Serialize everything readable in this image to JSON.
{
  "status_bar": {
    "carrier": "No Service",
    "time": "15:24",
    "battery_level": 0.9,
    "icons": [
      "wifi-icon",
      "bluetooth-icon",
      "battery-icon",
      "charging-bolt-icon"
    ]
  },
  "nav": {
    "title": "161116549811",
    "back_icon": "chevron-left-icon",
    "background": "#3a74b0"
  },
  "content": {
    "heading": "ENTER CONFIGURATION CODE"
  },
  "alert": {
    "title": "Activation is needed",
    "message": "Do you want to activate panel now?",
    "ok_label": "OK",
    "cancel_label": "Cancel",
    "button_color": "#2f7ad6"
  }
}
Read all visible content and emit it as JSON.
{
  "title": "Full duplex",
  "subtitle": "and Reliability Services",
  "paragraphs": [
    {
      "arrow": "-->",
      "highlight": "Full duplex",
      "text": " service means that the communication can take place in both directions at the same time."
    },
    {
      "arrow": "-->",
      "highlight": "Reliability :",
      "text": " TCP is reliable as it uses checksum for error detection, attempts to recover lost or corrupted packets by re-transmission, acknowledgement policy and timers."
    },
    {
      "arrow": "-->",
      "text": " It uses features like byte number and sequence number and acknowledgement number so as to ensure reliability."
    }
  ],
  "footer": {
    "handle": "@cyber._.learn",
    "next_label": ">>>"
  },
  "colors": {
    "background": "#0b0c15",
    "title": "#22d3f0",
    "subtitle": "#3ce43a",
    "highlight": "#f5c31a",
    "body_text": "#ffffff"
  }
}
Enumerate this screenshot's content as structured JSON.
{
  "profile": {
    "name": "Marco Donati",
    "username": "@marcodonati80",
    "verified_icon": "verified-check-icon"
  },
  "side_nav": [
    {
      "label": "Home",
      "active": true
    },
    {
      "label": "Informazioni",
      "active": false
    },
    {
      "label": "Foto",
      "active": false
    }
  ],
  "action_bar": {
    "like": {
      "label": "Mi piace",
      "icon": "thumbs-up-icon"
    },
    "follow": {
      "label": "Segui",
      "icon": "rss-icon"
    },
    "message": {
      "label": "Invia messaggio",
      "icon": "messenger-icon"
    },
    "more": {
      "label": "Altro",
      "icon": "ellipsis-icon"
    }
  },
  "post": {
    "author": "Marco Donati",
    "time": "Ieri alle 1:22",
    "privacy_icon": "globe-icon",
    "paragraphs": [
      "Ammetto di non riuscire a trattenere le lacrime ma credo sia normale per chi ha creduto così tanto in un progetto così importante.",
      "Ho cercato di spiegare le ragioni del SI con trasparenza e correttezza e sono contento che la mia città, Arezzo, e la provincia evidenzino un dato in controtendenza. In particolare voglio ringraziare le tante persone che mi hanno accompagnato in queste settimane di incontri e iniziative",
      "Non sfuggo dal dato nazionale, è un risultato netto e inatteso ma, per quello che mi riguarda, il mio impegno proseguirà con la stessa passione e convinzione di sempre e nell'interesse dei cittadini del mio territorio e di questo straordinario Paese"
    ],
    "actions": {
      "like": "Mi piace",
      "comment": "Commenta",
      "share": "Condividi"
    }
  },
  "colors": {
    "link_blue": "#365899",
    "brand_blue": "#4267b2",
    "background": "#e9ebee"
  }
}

- - - -

- _WRITTEN EXERCISE_
Copy each line of the data above that holds "dato".

- _RESULT OF THIS EXERCISE_
      "Ho cercato di spiegare le ragioni del SI con trasparenza e correttezza e sono contento che la mia città, Arezzo, e la provincia evidenzino un dato in controtendenza. In particolare voglio ringraziare le tante persone che mi hanno accompagnato in queste settimane di incontri e iniziative",
      "Non sfuggo dal dato nazionale, è un risultato netto e inatteso ma, per quello che mi riguarda, il mio impegno proseguirà con la stessa passione e convinzione di sempre e nell'interesse dei cittadini del mio territorio e di questo straordinario Paese"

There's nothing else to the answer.